Entries from a dataset:
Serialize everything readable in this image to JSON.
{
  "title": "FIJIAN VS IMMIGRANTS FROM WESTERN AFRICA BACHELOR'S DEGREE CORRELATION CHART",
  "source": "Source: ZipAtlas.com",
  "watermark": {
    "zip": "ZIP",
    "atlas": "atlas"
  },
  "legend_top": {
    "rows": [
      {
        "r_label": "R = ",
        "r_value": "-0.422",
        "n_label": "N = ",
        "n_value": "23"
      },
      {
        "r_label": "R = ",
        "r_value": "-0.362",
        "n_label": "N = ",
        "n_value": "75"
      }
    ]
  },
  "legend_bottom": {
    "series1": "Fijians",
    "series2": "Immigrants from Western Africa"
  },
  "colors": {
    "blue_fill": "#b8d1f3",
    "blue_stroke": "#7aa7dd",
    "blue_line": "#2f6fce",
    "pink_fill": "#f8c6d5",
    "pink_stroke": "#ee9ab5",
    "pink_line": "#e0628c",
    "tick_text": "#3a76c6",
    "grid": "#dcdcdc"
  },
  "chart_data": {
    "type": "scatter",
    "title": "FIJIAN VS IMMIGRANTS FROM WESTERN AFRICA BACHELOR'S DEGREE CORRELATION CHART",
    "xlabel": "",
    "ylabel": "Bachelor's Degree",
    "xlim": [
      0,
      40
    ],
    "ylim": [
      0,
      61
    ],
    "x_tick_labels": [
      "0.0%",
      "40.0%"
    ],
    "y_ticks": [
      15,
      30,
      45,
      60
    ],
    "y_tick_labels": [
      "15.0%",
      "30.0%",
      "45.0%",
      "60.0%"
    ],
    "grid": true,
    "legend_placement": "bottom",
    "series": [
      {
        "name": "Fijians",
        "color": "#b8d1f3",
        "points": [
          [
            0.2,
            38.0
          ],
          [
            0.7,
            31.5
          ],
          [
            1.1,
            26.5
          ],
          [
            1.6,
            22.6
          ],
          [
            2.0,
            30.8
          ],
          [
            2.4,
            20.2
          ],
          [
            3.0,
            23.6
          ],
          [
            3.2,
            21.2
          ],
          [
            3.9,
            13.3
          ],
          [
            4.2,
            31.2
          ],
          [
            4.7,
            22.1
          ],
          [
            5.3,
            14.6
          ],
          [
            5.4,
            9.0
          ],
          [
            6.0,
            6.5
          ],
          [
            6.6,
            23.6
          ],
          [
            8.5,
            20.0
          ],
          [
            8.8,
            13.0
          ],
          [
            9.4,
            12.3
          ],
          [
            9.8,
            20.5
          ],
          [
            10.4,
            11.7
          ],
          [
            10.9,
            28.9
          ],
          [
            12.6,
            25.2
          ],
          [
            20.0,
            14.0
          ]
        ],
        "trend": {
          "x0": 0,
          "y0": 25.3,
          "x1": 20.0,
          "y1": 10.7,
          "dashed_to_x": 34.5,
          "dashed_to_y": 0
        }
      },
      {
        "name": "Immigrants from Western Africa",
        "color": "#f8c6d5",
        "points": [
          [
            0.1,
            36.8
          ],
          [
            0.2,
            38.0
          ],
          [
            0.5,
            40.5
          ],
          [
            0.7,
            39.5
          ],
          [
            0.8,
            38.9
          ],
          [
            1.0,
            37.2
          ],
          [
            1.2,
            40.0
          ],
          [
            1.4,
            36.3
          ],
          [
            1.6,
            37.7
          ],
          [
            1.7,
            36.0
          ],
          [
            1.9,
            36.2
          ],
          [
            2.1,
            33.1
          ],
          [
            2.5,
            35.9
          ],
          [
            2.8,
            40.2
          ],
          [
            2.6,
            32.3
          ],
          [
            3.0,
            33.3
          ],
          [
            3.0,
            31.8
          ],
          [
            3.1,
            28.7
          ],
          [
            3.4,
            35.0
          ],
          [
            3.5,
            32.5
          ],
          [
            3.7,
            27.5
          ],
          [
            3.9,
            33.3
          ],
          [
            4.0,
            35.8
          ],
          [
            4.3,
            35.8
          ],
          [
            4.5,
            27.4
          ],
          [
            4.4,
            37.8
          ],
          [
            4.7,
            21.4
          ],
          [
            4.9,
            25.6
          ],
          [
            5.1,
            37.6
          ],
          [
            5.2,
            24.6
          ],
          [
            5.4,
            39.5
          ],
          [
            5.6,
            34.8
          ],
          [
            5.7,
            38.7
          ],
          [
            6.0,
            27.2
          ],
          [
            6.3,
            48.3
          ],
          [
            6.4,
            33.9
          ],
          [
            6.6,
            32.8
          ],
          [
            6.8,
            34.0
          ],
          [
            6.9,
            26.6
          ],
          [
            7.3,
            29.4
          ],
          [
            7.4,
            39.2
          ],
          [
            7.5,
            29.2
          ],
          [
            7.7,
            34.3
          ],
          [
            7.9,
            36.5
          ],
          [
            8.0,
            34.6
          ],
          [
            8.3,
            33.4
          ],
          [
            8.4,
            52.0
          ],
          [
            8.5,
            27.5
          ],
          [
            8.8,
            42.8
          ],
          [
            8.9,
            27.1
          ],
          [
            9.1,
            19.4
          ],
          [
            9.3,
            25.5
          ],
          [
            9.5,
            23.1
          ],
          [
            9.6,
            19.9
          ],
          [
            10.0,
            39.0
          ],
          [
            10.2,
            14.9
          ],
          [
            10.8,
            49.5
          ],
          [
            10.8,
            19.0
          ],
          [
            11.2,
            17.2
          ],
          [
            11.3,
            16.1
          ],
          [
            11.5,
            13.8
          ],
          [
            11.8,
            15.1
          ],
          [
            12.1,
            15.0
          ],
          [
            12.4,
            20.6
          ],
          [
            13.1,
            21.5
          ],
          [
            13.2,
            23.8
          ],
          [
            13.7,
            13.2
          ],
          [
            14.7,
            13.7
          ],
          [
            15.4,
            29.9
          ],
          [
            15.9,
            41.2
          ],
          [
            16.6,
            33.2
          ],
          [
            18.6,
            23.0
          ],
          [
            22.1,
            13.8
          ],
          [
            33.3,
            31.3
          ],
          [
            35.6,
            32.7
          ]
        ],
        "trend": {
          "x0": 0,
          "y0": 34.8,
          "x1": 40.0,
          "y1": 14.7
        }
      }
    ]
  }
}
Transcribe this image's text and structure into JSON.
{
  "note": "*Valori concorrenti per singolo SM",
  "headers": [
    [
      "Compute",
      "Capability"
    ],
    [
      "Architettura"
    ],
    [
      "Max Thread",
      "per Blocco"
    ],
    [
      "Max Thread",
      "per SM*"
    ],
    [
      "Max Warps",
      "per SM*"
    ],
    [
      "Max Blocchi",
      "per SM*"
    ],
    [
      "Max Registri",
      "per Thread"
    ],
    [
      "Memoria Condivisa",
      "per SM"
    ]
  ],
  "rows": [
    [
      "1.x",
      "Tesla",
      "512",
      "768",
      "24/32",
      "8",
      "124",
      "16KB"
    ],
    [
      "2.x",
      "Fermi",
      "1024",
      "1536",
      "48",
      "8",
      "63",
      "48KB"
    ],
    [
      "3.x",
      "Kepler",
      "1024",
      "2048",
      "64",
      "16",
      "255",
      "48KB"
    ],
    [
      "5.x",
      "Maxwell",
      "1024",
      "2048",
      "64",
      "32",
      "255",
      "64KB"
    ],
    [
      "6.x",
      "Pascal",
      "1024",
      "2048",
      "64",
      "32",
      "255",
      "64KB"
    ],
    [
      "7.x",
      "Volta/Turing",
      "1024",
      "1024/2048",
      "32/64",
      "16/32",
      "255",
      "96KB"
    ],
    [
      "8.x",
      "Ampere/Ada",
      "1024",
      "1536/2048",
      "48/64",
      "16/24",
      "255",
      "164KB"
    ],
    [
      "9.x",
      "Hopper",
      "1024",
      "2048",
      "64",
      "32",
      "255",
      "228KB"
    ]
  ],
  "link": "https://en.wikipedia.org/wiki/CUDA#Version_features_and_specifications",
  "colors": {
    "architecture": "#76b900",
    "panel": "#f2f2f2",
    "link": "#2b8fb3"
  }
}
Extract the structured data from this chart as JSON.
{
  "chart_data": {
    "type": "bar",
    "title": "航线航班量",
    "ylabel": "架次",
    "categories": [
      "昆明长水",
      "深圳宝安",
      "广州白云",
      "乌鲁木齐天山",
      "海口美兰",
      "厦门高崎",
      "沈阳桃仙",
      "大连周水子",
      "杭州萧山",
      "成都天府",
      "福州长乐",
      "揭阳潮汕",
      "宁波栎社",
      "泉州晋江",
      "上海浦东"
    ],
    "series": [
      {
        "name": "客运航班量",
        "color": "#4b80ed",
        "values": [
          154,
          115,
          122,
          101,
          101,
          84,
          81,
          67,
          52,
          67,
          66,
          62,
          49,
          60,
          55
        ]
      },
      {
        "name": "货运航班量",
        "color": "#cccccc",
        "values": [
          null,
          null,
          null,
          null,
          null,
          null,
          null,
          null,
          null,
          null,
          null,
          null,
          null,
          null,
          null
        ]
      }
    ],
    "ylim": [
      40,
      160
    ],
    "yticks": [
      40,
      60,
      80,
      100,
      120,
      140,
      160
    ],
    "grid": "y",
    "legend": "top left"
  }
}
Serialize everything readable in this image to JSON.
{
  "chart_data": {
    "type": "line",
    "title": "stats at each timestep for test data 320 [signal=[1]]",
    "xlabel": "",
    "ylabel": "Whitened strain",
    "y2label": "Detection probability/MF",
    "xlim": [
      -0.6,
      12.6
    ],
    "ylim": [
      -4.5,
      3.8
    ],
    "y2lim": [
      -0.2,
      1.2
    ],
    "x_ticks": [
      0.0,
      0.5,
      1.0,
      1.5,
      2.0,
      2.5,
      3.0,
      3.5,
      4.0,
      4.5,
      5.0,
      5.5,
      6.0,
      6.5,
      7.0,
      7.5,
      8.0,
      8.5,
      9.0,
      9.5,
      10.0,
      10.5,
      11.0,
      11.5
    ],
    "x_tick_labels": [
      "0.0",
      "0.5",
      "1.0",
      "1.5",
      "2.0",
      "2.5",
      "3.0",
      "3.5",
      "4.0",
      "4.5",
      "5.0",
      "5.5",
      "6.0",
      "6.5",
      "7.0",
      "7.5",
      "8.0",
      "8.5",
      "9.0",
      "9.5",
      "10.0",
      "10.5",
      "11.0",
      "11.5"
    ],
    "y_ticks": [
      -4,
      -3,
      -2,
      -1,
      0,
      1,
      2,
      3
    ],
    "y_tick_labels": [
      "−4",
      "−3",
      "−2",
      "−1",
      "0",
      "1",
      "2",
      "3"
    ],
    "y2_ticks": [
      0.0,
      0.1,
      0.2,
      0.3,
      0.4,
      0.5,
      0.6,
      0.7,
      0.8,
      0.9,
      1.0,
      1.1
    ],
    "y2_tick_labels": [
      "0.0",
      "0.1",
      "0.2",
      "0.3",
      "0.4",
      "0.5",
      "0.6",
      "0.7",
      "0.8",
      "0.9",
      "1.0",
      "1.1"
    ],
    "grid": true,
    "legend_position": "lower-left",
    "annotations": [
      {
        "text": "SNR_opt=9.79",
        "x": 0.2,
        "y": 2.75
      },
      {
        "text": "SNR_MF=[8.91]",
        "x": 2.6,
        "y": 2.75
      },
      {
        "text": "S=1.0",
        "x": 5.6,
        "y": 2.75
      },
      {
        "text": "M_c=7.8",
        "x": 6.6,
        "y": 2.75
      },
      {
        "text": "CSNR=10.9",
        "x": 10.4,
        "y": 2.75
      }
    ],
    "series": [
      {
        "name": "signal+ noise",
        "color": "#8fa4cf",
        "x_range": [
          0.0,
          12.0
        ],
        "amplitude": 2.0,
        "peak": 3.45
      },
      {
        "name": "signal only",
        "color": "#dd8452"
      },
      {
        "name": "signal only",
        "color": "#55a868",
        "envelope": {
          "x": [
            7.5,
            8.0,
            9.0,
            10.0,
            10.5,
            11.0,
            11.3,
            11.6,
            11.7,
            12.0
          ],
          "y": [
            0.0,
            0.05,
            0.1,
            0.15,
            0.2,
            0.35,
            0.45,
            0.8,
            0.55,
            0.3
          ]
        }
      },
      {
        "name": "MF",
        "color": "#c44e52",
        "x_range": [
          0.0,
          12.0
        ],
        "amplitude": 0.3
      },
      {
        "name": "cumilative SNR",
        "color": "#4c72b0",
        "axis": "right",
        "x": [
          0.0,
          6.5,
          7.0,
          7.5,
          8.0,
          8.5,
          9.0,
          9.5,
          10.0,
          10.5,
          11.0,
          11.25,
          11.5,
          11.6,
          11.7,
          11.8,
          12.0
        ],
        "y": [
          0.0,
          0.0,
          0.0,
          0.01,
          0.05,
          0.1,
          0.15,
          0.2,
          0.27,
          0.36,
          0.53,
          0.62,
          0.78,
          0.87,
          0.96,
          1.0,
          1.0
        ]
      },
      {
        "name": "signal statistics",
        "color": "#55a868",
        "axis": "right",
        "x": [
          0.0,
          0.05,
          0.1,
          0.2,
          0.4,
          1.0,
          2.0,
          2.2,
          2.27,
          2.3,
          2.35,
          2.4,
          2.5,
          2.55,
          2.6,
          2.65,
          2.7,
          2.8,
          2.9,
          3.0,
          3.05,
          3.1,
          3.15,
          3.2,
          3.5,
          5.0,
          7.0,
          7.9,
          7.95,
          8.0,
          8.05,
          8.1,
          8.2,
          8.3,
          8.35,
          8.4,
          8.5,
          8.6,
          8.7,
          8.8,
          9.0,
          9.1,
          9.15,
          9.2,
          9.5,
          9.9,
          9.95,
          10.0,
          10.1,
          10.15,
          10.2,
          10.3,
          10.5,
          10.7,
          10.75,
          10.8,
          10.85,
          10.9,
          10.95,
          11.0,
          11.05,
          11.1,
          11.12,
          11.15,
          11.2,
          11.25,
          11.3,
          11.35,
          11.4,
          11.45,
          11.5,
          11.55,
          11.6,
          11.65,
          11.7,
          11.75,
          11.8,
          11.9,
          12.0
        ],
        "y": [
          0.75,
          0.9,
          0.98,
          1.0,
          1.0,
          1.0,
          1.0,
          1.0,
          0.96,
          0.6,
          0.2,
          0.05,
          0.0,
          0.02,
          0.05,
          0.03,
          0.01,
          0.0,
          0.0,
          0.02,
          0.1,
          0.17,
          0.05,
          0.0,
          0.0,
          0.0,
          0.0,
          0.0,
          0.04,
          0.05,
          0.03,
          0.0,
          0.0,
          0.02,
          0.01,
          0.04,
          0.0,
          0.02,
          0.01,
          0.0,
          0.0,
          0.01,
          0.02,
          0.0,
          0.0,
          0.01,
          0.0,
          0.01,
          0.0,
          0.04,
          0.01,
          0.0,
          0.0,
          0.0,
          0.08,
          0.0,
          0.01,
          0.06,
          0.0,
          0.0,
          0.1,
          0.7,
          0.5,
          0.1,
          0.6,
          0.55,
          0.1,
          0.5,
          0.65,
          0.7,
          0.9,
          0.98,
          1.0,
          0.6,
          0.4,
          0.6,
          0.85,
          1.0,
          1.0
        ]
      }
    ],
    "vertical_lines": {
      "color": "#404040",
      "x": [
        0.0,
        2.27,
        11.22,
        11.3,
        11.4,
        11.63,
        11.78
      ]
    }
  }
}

### Work to be completed:
Show every line in the entries where the string "CORRELATION" occurs.

### Solved exercise:
  "title": "FIJIAN VS IMMIGRANTS FROM WESTERN AFRICA BACHELOR'S DEGREE CORRELATION CHART",
    "title": "FIJIAN VS IMMIGRANTS FROM WESTERN AFRICA BACHELOR'S DEGREE CORRELATION CHART",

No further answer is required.